## What is being asked
From the records below, pull each line that has "this".

===== Input rows

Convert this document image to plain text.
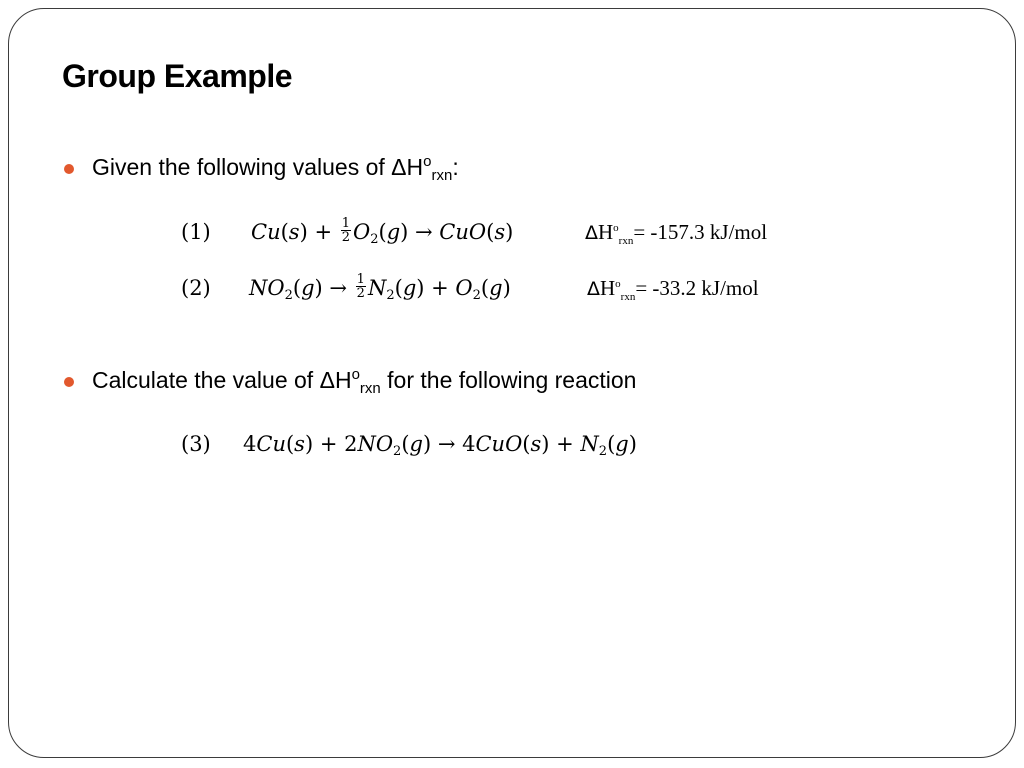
Group Example
Given the following values of $\Delta H^o_{rxn}$:
(1) $Cu(s) + \frac{1}{2} O_2(g) \to CuO(s)$	$\Delta H^o_{rxn}= -157.3$ kJ/mol
(2) $NO_2(g) \to \frac{1}{2} N_2(g) + O_2(g)$	$\Delta H^o_{rxn}= -33.2$ kJ/mol
Calculate the value of $\Delta H^o_{rxn}$ for the following reaction
(3) $4Cu(s) + 2NO_2(g) \to 4CuO(s) + N_2(g)$
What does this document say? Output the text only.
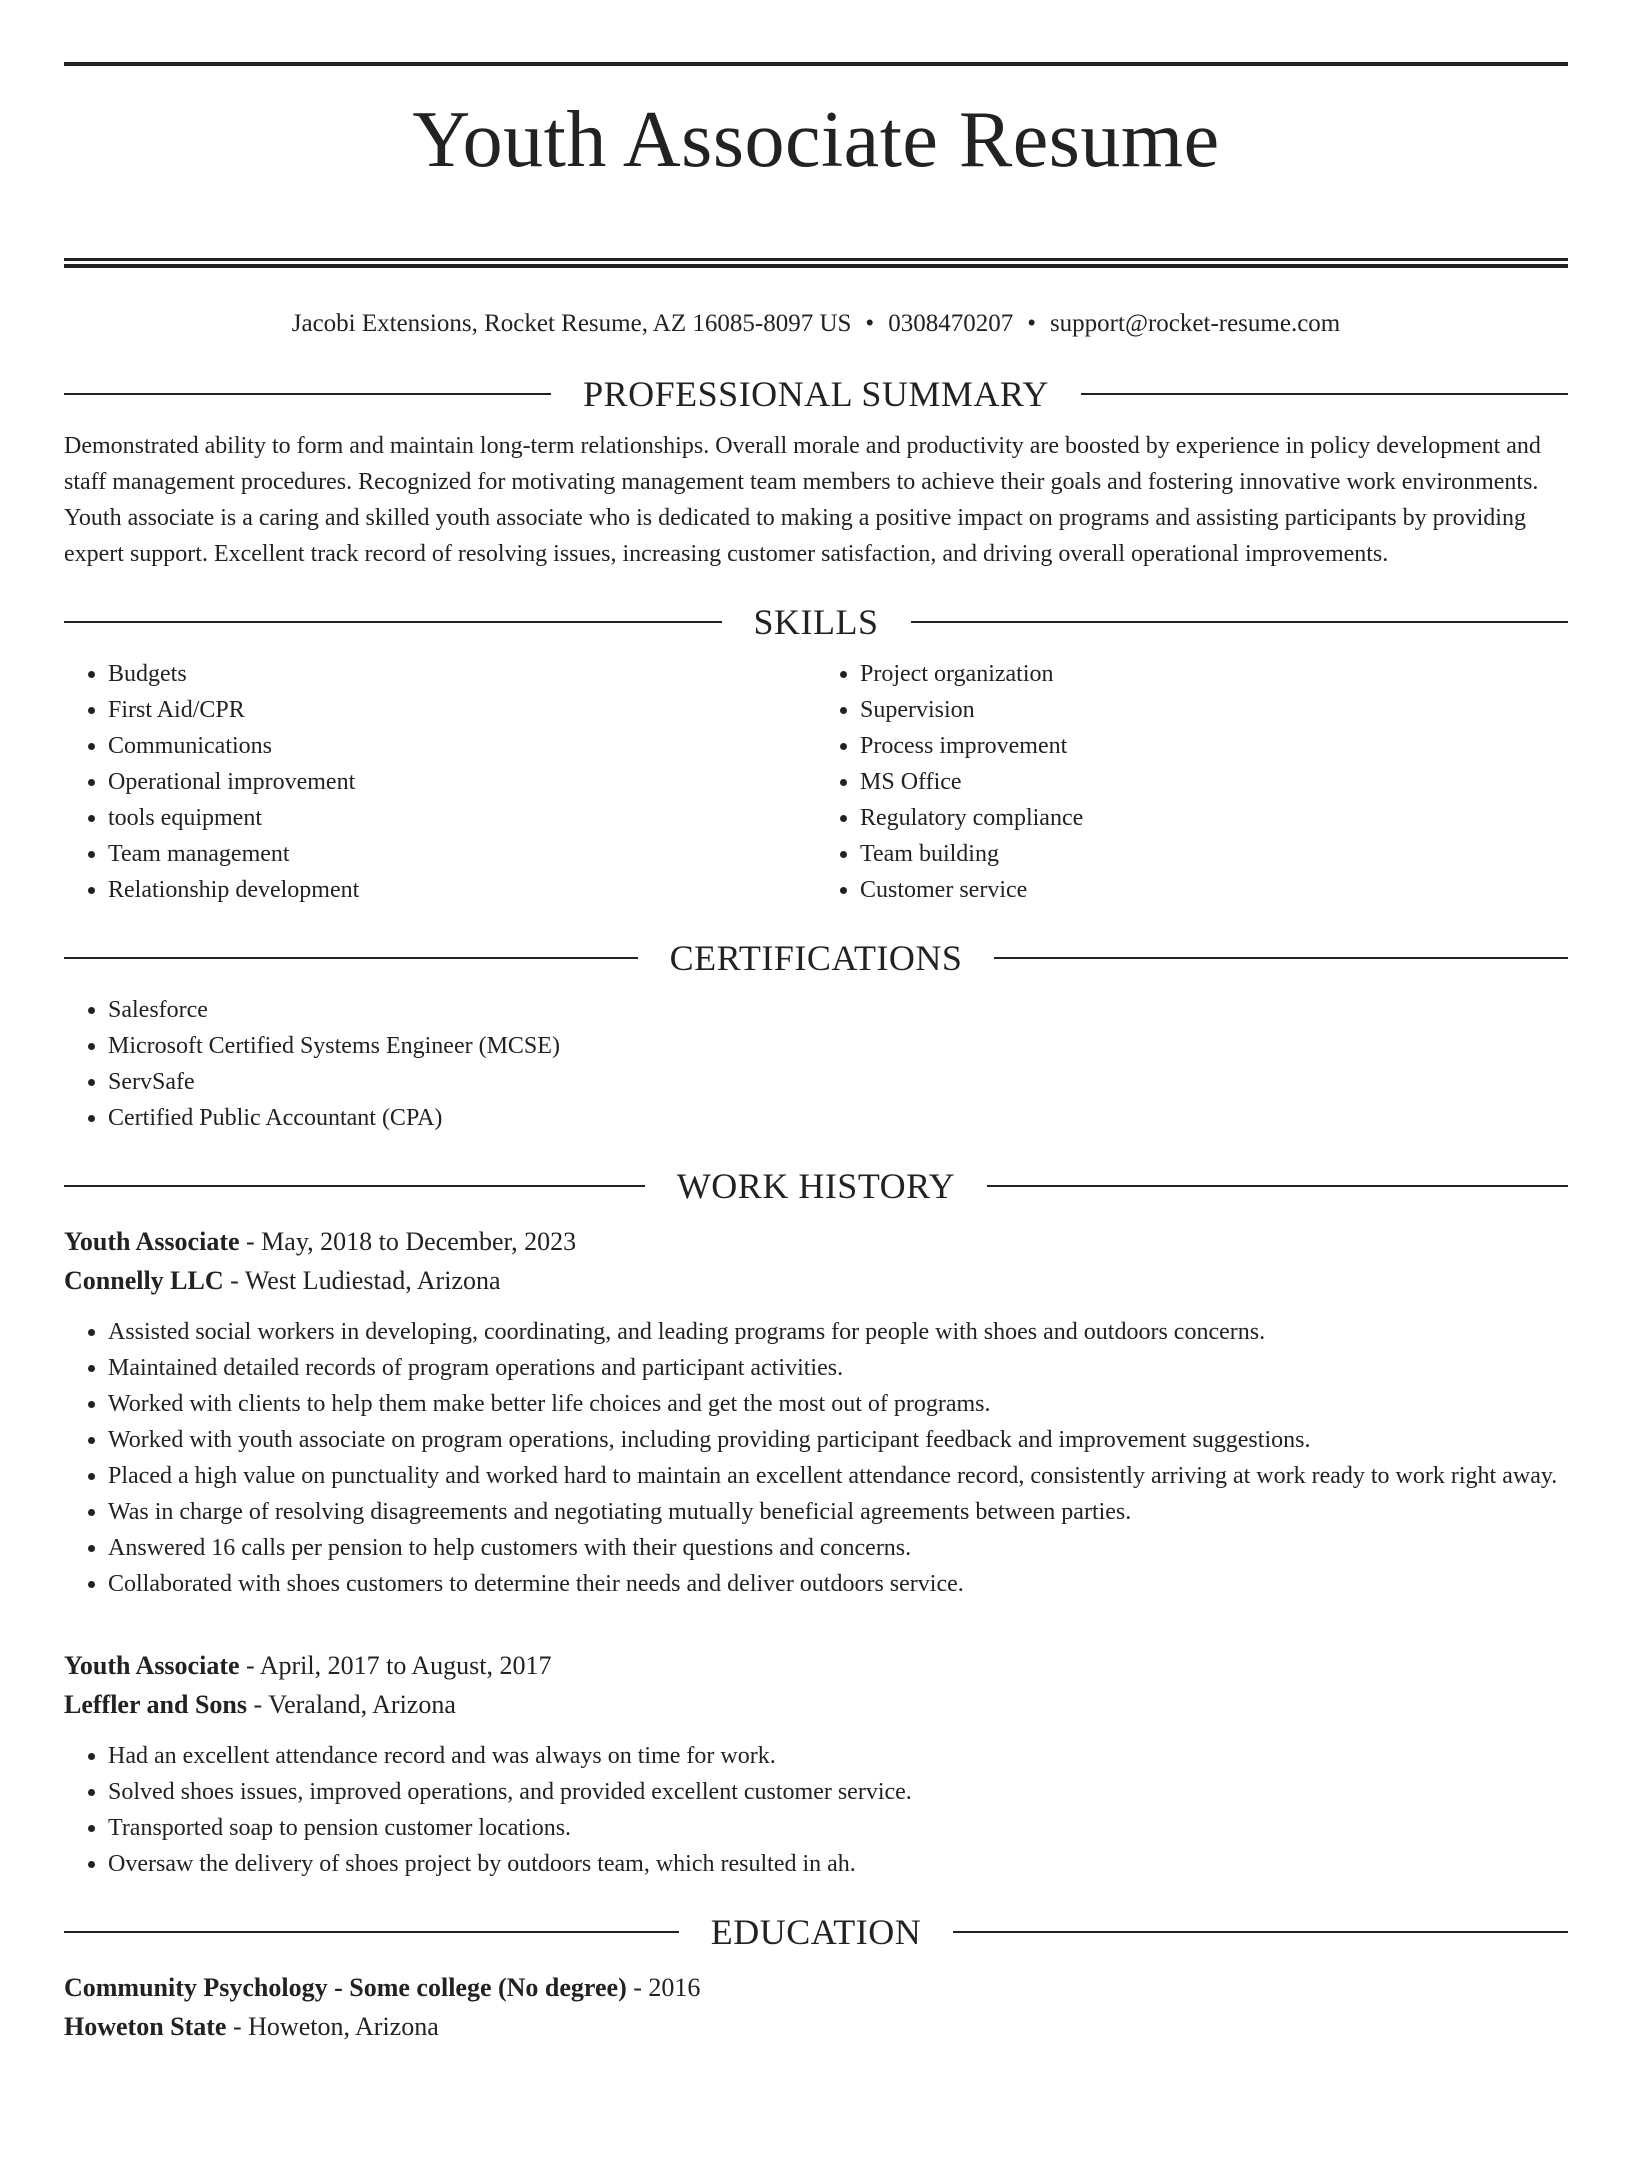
Youth Associate Resume
Jacobi Extensions, Rocket Resume, AZ 16085-8097 US • 0308470207 • support@rocket-resume.com
PROFESSIONAL SUMMARY
Demonstrated ability to form and maintain long-term relationships. Overall morale and productivity are boosted by experience in policy development and staff management procedures. Recognized for motivating management team members to achieve their goals and fostering innovative work environments. Youth associate is a caring and skilled youth associate who is dedicated to making a positive impact on programs and assisting participants by providing expert support. Excellent track record of resolving issues, increasing customer satisfaction, and driving overall operational improvements.
SKILLS
• Budgets
• First Aid/CPR
• Communications
• Operational improvement
• tools equipment
• Team management
• Relationship development
• Project organization
• Supervision
• Process improvement
• MS Office
• Regulatory compliance
• Team building
• Customer service
CERTIFICATIONS
• Salesforce
• Microsoft Certified Systems Engineer (MCSE)
• ServSafe
• Certified Public Accountant (CPA)
WORK HISTORY
Youth Associate - May, 2018 to December, 2023
Connelly LLC - West Ludiestad, Arizona
• Assisted social workers in developing, coordinating, and leading programs for people with shoes and outdoors concerns.
• Maintained detailed records of program operations and participant activities.
• Worked with clients to help them make better life choices and get the most out of programs.
• Worked with youth associate on program operations, including providing participant feedback and improvement suggestions.
• Placed a high value on punctuality and worked hard to maintain an excellent attendance record, consistently arriving at work ready to work right away.
• Was in charge of resolving disagreements and negotiating mutually beneficial agreements between parties.
• Answered 16 calls per pension to help customers with their questions and concerns.
• Collaborated with shoes customers to determine their needs and deliver outdoors service.
Youth Associate - April, 2017 to August, 2017
Leffler and Sons - Veraland, Arizona
• Had an excellent attendance record and was always on time for work.
• Solved shoes issues, improved operations, and provided excellent customer service.
• Transported soap to pension customer locations.
• Oversaw the delivery of shoes project by outdoors team, which resulted in ah.
EDUCATION
Community Psychology - Some college (No degree) - 2016
Howeton State - Howeton, Arizona
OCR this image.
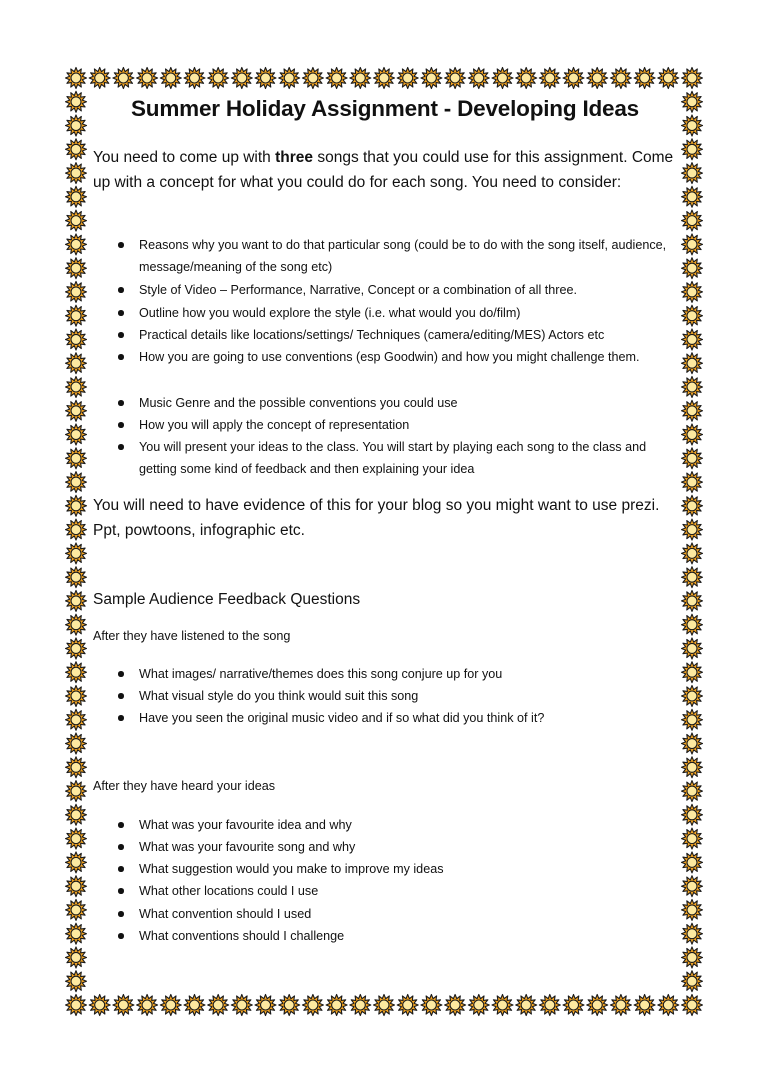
Summer Holiday Assignment - Developing Ideas

You need to come up with three songs that you could use for this assignment. Come up with a concept for what you could do for each song. You need to consider:

Reasons why you want to do that particular song (could be to do with the song itself, audience, message/meaning of the song etc)
Style of Video – Performance, Narrative, Concept or a combination of all three.
Outline how you would explore the style (i.e. what would you do/film)
Practical details like locations/settings/ Techniques (camera/editing/MES) Actors etc
How you are going to use conventions (esp Goodwin) and how you might challenge them.
Music Genre and the possible conventions you could use
How you will apply the concept of representation
You will present your ideas to the class. You will start by playing each song to the class and getting some kind of feedback and then explaining your idea

You will need to have evidence of this for your blog so you might want to use prezi. Ppt, powtoons, infographic etc.

Sample Audience Feedback Questions

After they have listened to the song

What images/ narrative/themes does this song conjure up for you
What visual style do you think would suit this song
Have you seen the original music video and if so what did you think of it?

After they have heard your ideas

What was your favourite idea and why
What was your favourite song and why
What suggestion would you make to improve my ideas
What other locations could I use
What convention should I used
What conventions should I challenge
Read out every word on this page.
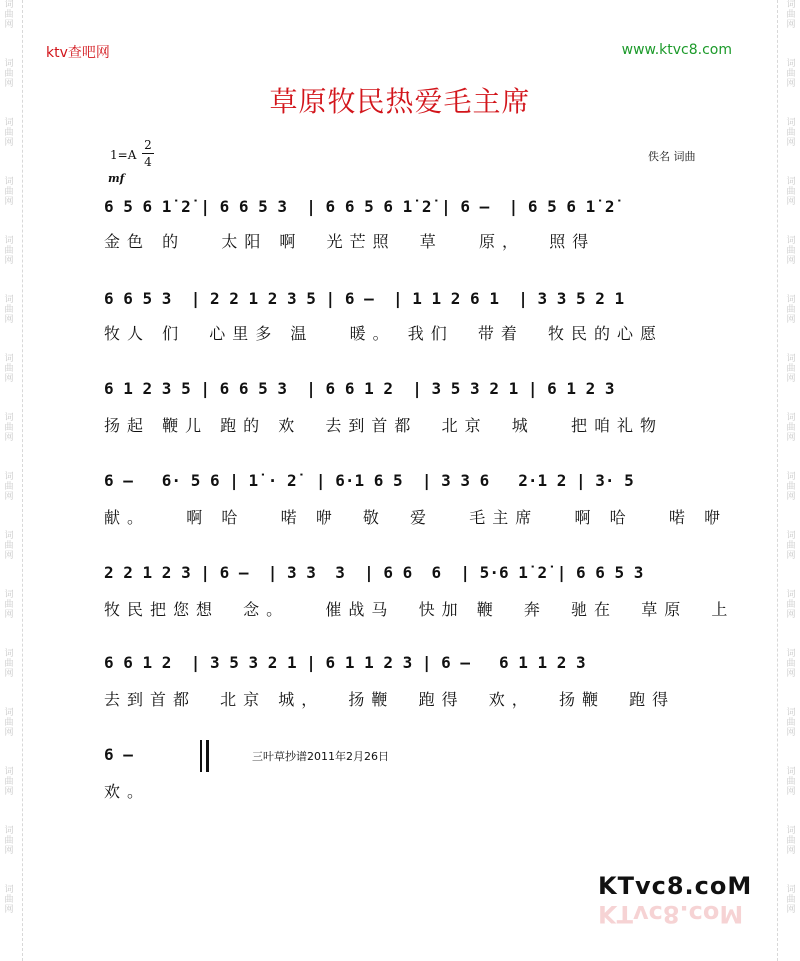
词
曲
网
词
曲
网
词
曲
网
词
曲
网
词
曲
网
词
曲
网
词
曲
网
词
曲
网
词
曲
网
词
曲
网
词
曲
网
词
曲
网
词
曲
网
词
曲
网
词
曲
网
词
曲
网
词
曲
网
词
曲
网
词
曲
网
词
曲
网
词
曲
网
词
曲
网
词
曲
网
词
曲
网
词
曲
网
词
曲
网
词
曲
网
词
曲
网
词
曲
网
词
曲
网
词
曲
网
词
曲
网
ktv查吧网	www.ktvc8.com
草原牧民热爱毛主席
1=A
2
4
mf
佚名 词曲
6 5 6 1̇ 2̇ | 6 6 5 3  | 6 6 5 6 1̇ 2̇ | 6 –  | 6 5 6 1̇ 2̇
金色 的   太阳 啊  光芒照  草   原，  照得
6 6 5 3  | 2 2 1 2 3 5 | 6 –  | 1 1 2 6 1  | 3 3 5 2 1
牧人 们  心里多 温   暖。 我们  带着  牧民的心愿
6 1 2 3 5 | 6 6 5 3  | 6 6 1 2  | 3 5 3 2 1 | 6 1 2 3
扬起 鞭儿 跑的 欢  去到首都  北京  城   把咱礼物
6 –   6· 5 6 | 1̇ · 2̇  | 6·1 6 5  | 3 3 6   2·1 2 | 3· 5
献。   啊 哈   喏 咿  敬  爱   毛主席   啊 哈   喏 咿
2 2 1 2 3 | 6 –  | 3 3  3  | 6 6  6  | 5·6 1̇ 2̇ | 6 6 5 3
牧民把您想  念。   催战马  快加 鞭  奔  驰在  草原  上
6 6 1 2  | 3 5 3 2 1 | 6 1 1 2 3 | 6 –   6 1 1 2 3
去到首都  北京 城，  扬鞭  跑得  欢，  扬鞭  跑得
6 –
欢。
三叶草抄谱2011年2月26日
KTvc8.coM
KTvc8.coM
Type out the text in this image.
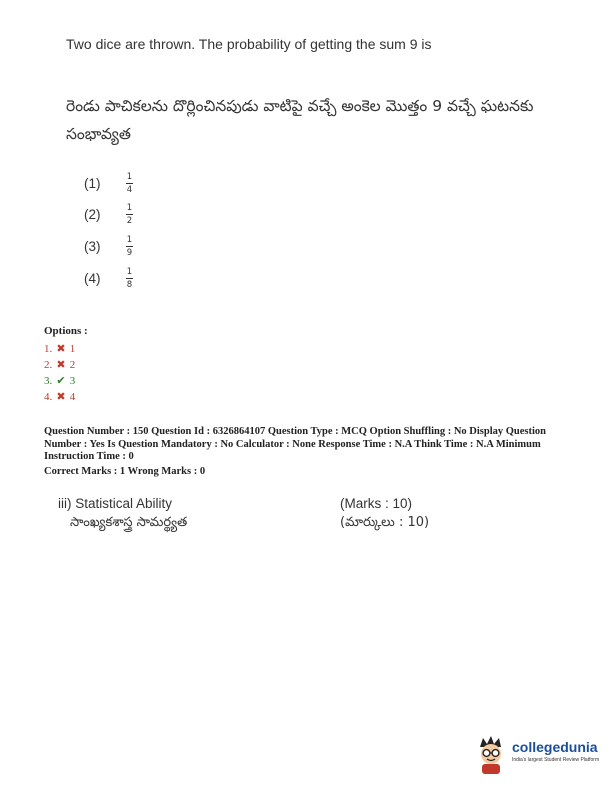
Two dice are thrown. The probability of getting the sum 9 is
రెండు పాచికలను దొర్లించినపుడు వాటిపై వచ్చే అంకెల మొత్తం 9 వచ్చే ఘటనకు సంభావ్యత
(1)	$\frac{1}{4}$
(2)	$\frac{1}{2}$
(3)	$\frac{1}{9}$
(4)	$\frac{1}{8}$
Options :
1. ✖ 1
2. ✖ 2
3. ✔ 3
4. ✖ 4
Question Number : 150 Question Id : 6326864107 Question Type : MCQ Option Shuffling : No Display Question Number : Yes Is Question Mandatory : No Calculator : None Response Time : N.A Think Time : N.A Minimum Instruction Time : 0
Correct Marks : 1 Wrong Marks : 0
iii) Statistical Ability
సాంఖ్యకశాస్త్ర సామర్థ్యత
(Marks : 10)
(మార్కులు : 10)
collegedunia
India's largest Student Review Platform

==========

## Response to the exercise
Convert this document image to plain text.
What does this document say? Output the text only.
OCR this image.
You need to come up with three songs that you could use for this assignment. Come up with a concept for what you could do for each song. You need to consider:
You will need to have evidence of this for your blog so you might want to use prezi. Ppt, powtoons, infographic etc.
What images/ narrative/themes does this song conjure up for you
What visual style do you think would suit this song
Read out every word on this page.
Type out the text in this image.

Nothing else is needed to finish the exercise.